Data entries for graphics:
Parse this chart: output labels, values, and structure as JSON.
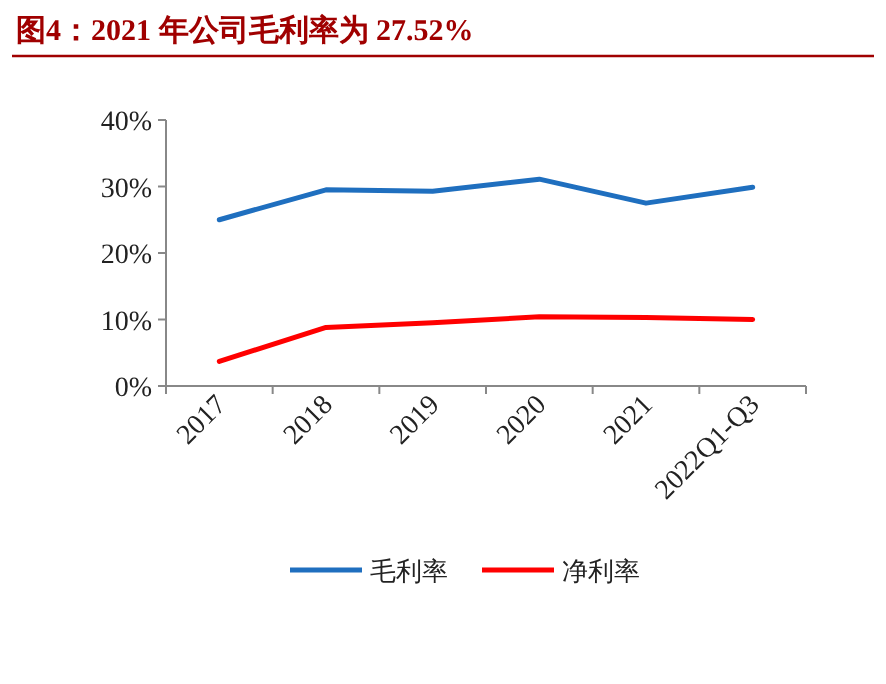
{
  "chart_data": {
    "type": "line",
    "title": "图4：2021 年公司毛利率为 27.52%",
    "categories": [
      "2017",
      "2018",
      "2019",
      "2020",
      "2021",
      "2022Q1-Q3"
    ],
    "series": [
      {
        "name": "毛利率",
        "color": "#1f6fbf",
        "values": [
          25.0,
          29.5,
          29.3,
          31.1,
          27.5,
          29.9
        ]
      },
      {
        "name": "净利率",
        "color": "#ff0000",
        "values": [
          3.7,
          8.8,
          9.5,
          10.4,
          10.3,
          10.0
        ]
      }
    ],
    "ylim": [
      0,
      40
    ],
    "yticks": [
      {
        "value": 0,
        "label": "0%"
      },
      {
        "value": 10,
        "label": "10%"
      },
      {
        "value": 20,
        "label": "20%"
      },
      {
        "value": 30,
        "label": "30%"
      },
      {
        "value": 40,
        "label": "40%"
      }
    ],
    "grid": false,
    "legend": "bottom",
    "marker": "none",
    "line_style": "solid"
  }
}
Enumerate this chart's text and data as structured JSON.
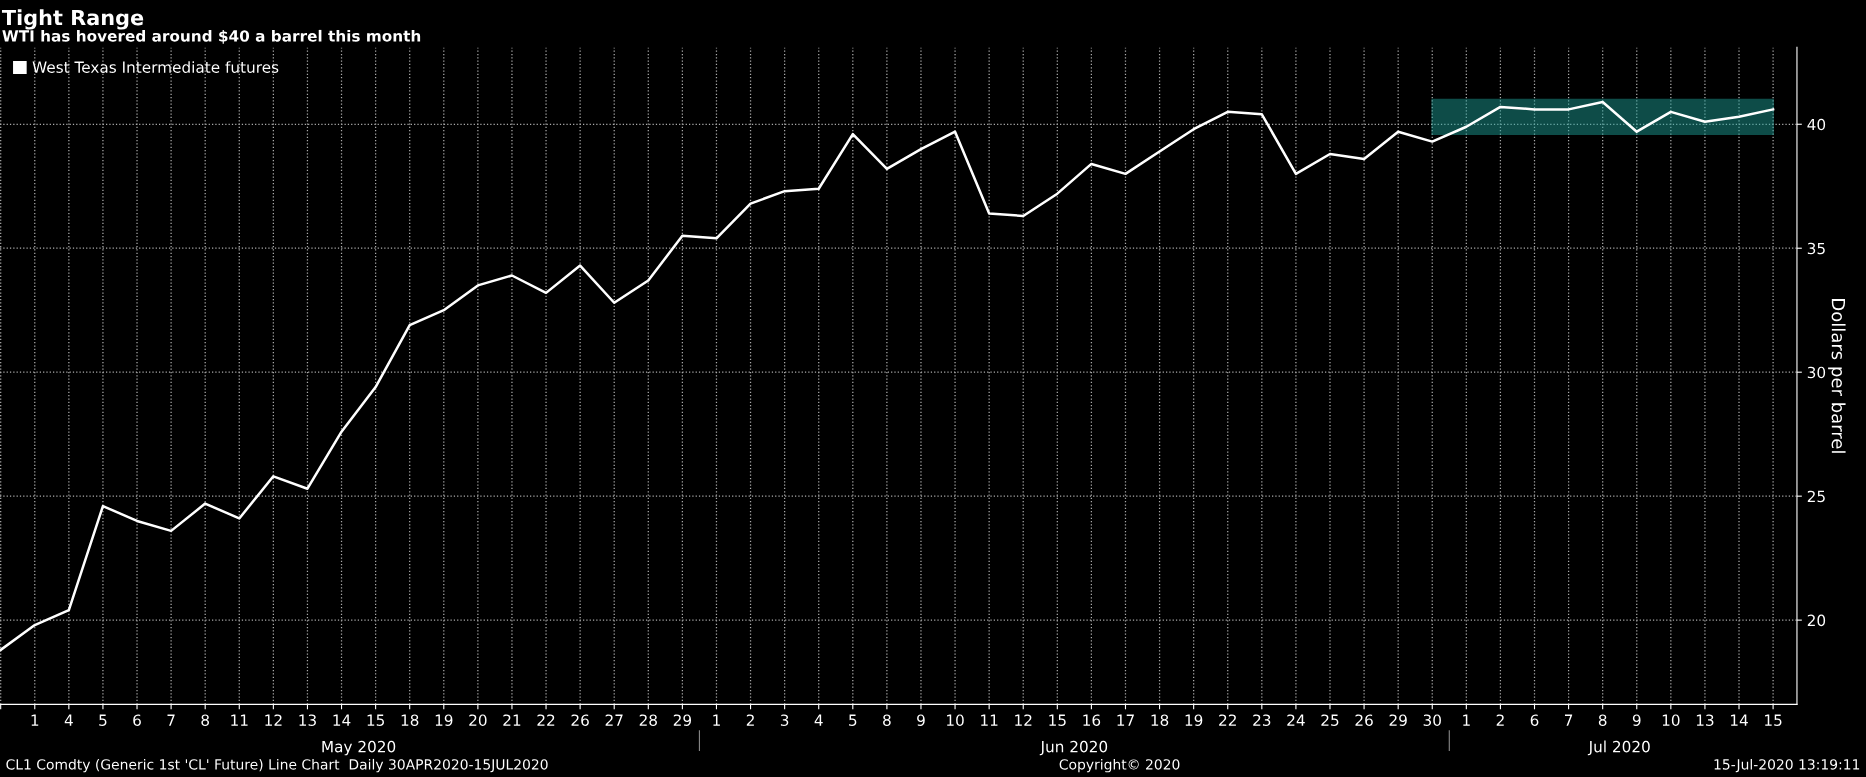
{
  "chart_data": {
    "type": "line",
    "title": "Tight Range",
    "subtitle": "WTI has hovered around $40 a barrel this month",
    "ylabel": "Dollars per barrel",
    "categories": [
      null,
      "1",
      "4",
      "5",
      "6",
      "7",
      "8",
      "11",
      "12",
      "13",
      "14",
      "15",
      "18",
      "19",
      "20",
      "21",
      "22",
      "26",
      "27",
      "28",
      "29",
      "1",
      "2",
      "3",
      "4",
      "5",
      "8",
      "9",
      "10",
      "11",
      "12",
      "15",
      "16",
      "17",
      "18",
      "19",
      "22",
      "23",
      "24",
      "25",
      "26",
      "29",
      "30",
      "1",
      "2",
      "6",
      "7",
      "8",
      "9",
      "10",
      "13",
      "14",
      "15"
    ],
    "series": [
      {
        "name": "West Texas Intermediate futures",
        "color": "#ffffff",
        "values": [
          18.8,
          19.8,
          20.4,
          24.6,
          24.0,
          23.6,
          24.7,
          24.1,
          25.8,
          25.3,
          27.6,
          29.4,
          31.9,
          32.5,
          33.5,
          33.9,
          33.2,
          34.3,
          32.8,
          33.7,
          35.5,
          35.4,
          36.8,
          37.3,
          37.4,
          39.6,
          38.2,
          39.0,
          39.7,
          36.4,
          36.3,
          37.2,
          38.4,
          38.0,
          38.9,
          39.8,
          40.5,
          40.4,
          38.0,
          38.8,
          38.6,
          39.7,
          39.3,
          39.9,
          40.7,
          40.6,
          40.6,
          40.9,
          39.7,
          40.5,
          40.1,
          40.3,
          40.6
        ]
      }
    ],
    "ylim": [
      16.6,
      43.1
    ],
    "yticks": [
      20,
      25,
      30,
      35,
      40
    ],
    "grid": true,
    "legend": "top left",
    "line_style": "solid",
    "marker": "none",
    "bands": [
      {
        "axis": "y",
        "from": 39.6,
        "to": 41.0,
        "color": "#1fa8a0"
      }
    ],
    "annotations": [
      "May 2020",
      "Jun 2020",
      "Jul 2020",
      "CL1 Comdty (Generic 1st 'CL' Future) Line Chart  Daily 30APR2020-15JUL2020",
      "Copyright© 2020",
      "15-Jul-2020 13:19:11"
    ]
  }
}
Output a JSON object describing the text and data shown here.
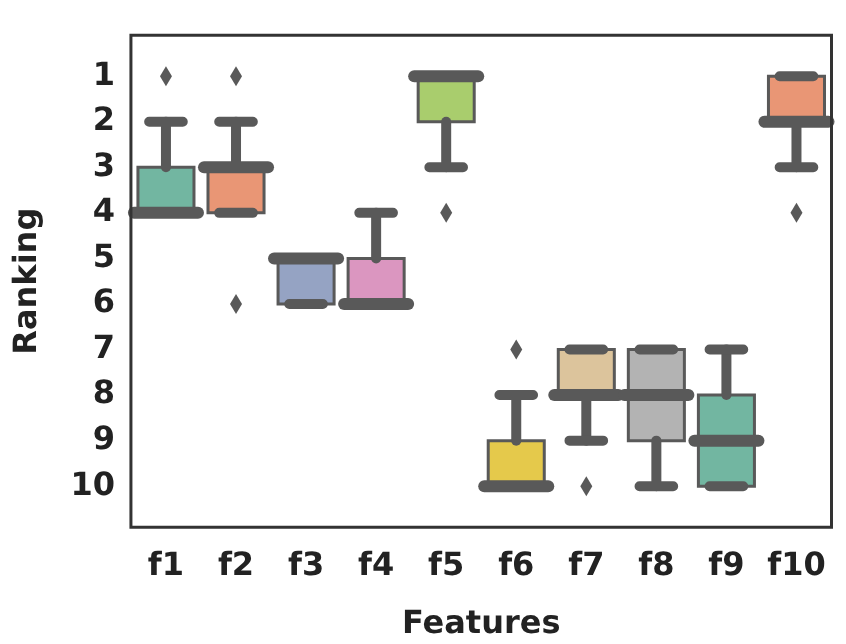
{
  "chart_data": {
    "type": "box",
    "xlabel": "Features",
    "ylabel": "Ranking",
    "categories": [
      "f1",
      "f2",
      "f3",
      "f4",
      "f5",
      "f6",
      "f7",
      "f8",
      "f9",
      "f10"
    ],
    "colors": [
      "#72b6a1",
      "#e99675",
      "#95a3c3",
      "#db96c0",
      "#a9cd6d",
      "#e5c94b",
      "#dcc49c",
      "#b3b3b3",
      "#72b6a1",
      "#e99675"
    ],
    "boxes": [
      {
        "low": 2,
        "q1": 3,
        "median": 4,
        "q3": 4,
        "high": 4,
        "outliers": [
          1
        ]
      },
      {
        "low": 2,
        "q1": 3,
        "median": 3,
        "q3": 4,
        "high": 4,
        "outliers": [
          1,
          6
        ]
      },
      {
        "low": 5,
        "q1": 5,
        "median": 5,
        "q3": 6,
        "high": 6
      },
      {
        "low": 4,
        "q1": 5,
        "median": 6,
        "q3": 6,
        "high": 6
      },
      {
        "low": 1,
        "q1": 1,
        "median": 1,
        "q3": 2,
        "high": 3,
        "outliers": [
          4
        ]
      },
      {
        "low": 8,
        "q1": 9,
        "median": 10,
        "q3": 10,
        "high": 10,
        "outliers": [
          7
        ]
      },
      {
        "low": 7,
        "q1": 7,
        "median": 8,
        "q3": 8,
        "high": 9,
        "outliers": [
          10
        ]
      },
      {
        "low": 7,
        "q1": 7,
        "median": 8,
        "q3": 9,
        "high": 10
      },
      {
        "low": 7,
        "q1": 8,
        "median": 9,
        "q3": 10,
        "high": 10
      },
      {
        "low": 1,
        "q1": 1,
        "median": 2,
        "q3": 2,
        "high": 3,
        "outliers": [
          4
        ]
      }
    ],
    "ylim": [
      10.9,
      0.1
    ],
    "yticks": [
      1,
      2,
      3,
      4,
      5,
      6,
      7,
      8,
      9,
      10
    ],
    "grid": false
  }
}
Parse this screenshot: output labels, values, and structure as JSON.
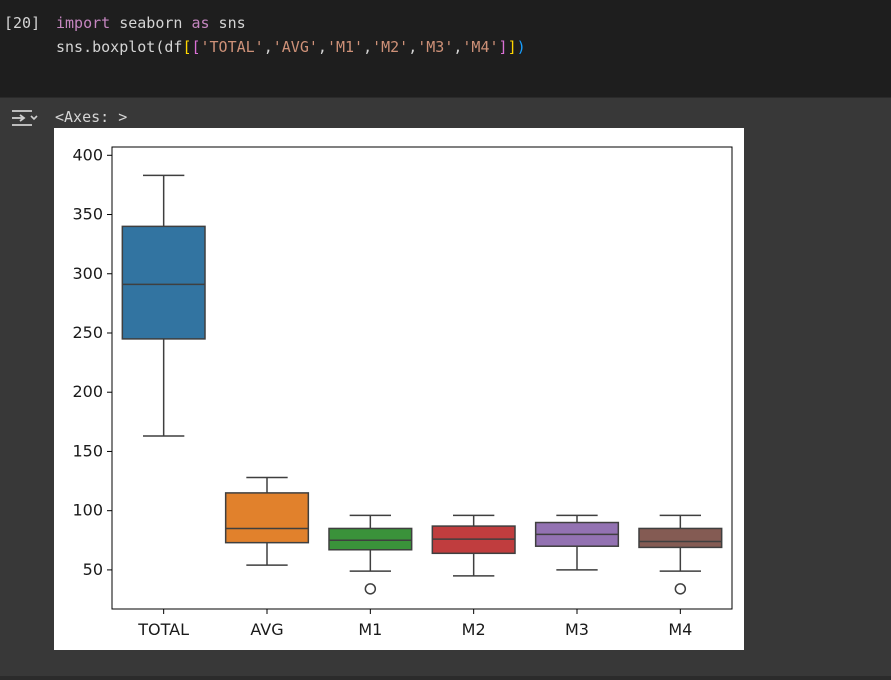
{
  "cell": {
    "execution_count": "[20]",
    "code_lines": [
      {
        "parts": [
          {
            "t": "import",
            "c": "kw"
          },
          {
            "t": " seaborn ",
            "c": ""
          },
          {
            "t": "as",
            "c": "kw"
          },
          {
            "t": " sns",
            "c": ""
          }
        ]
      },
      {
        "parts": [
          {
            "t": "sns.boxplot(df",
            "c": ""
          },
          {
            "t": "[",
            "c": "br1"
          },
          {
            "t": "[",
            "c": "br2"
          },
          {
            "t": "'TOTAL'",
            "c": "str"
          },
          {
            "t": ",",
            "c": ""
          },
          {
            "t": "'AVG'",
            "c": "str"
          },
          {
            "t": ",",
            "c": ""
          },
          {
            "t": "'M1'",
            "c": "str"
          },
          {
            "t": ",",
            "c": ""
          },
          {
            "t": "'M2'",
            "c": "str"
          },
          {
            "t": ",",
            "c": ""
          },
          {
            "t": "'M3'",
            "c": "str"
          },
          {
            "t": ",",
            "c": ""
          },
          {
            "t": "'M4'",
            "c": "str"
          },
          {
            "t": "]",
            "c": "br2"
          },
          {
            "t": "]",
            "c": "br1"
          },
          {
            "t": ")",
            "c": "br3"
          }
        ]
      }
    ]
  },
  "output": {
    "text": "<Axes: >",
    "icon": "output-toggle-icon"
  },
  "chart_data": {
    "type": "box",
    "title": "",
    "xlabel": "",
    "ylabel": "",
    "ylim": [
      17,
      407
    ],
    "yticks": [
      50,
      100,
      150,
      200,
      250,
      300,
      350,
      400
    ],
    "grid": false,
    "categories": [
      "TOTAL",
      "AVG",
      "M1",
      "M2",
      "M3",
      "M4"
    ],
    "boxes": [
      {
        "name": "TOTAL",
        "whisker_low": 163,
        "q1": 245,
        "median": 291,
        "q3": 340,
        "whisker_high": 383,
        "outliers": [],
        "color": "#3274a1"
      },
      {
        "name": "AVG",
        "whisker_low": 54,
        "q1": 73,
        "median": 85,
        "q3": 115,
        "whisker_high": 128,
        "outliers": [],
        "color": "#e1812c"
      },
      {
        "name": "M1",
        "whisker_low": 49,
        "q1": 67,
        "median": 75,
        "q3": 85,
        "whisker_high": 96,
        "outliers": [
          34
        ],
        "color": "#3a923a"
      },
      {
        "name": "M2",
        "whisker_low": 45,
        "q1": 64,
        "median": 76,
        "q3": 87,
        "whisker_high": 96,
        "outliers": [],
        "color": "#c03d3e"
      },
      {
        "name": "M3",
        "whisker_low": 50,
        "q1": 70,
        "median": 80,
        "q3": 90,
        "whisker_high": 96,
        "outliers": [],
        "color": "#9372b2"
      },
      {
        "name": "M4",
        "whisker_low": 49,
        "q1": 69,
        "median": 74,
        "q3": 85,
        "whisker_high": 96,
        "outliers": [
          34
        ],
        "color": "#845b53"
      }
    ]
  }
}
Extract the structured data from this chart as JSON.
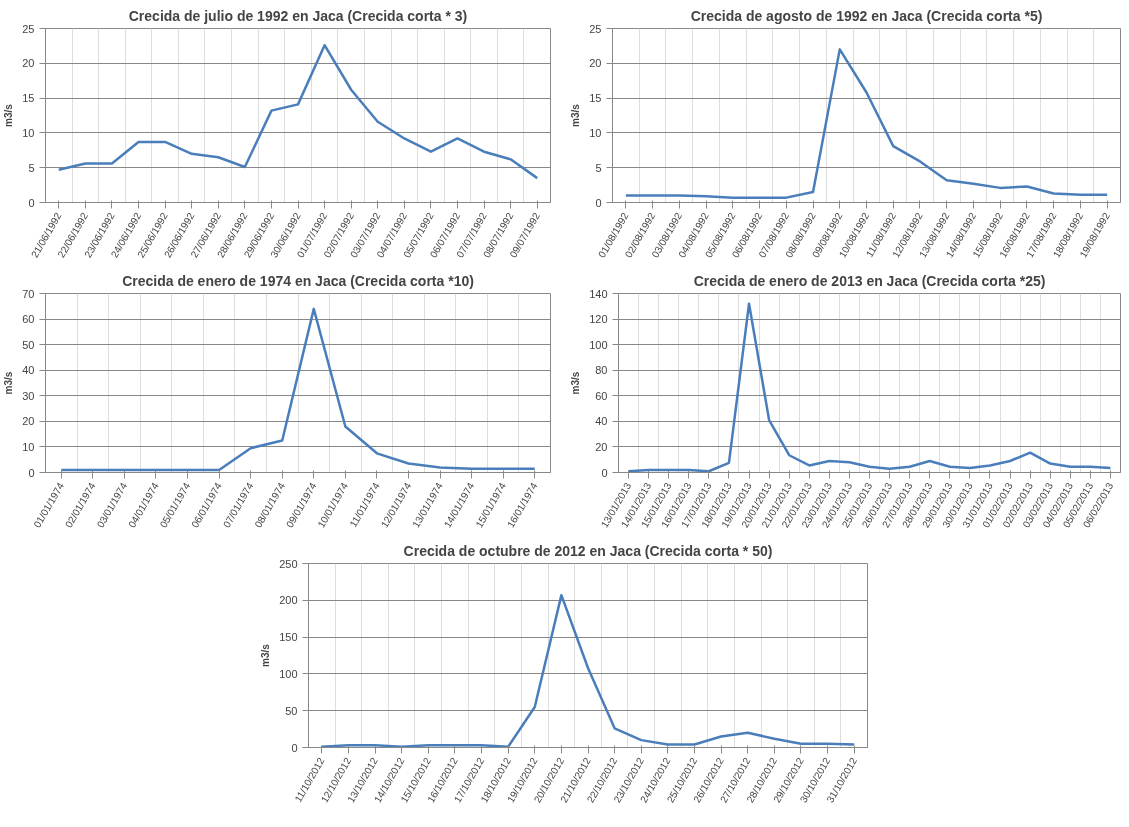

### The request
Using the listing above, locate the lines that hold "name" and copy each one.

### Solution
        "name": "毛利率",
        "name": "净利率",
        "name": "West Texas Intermediate futures",
        "name": "TOTAL",
        "name": "AVG",
        "name": "M1",
        "name": "M2",
        "name": "M3",
        "name": "M4",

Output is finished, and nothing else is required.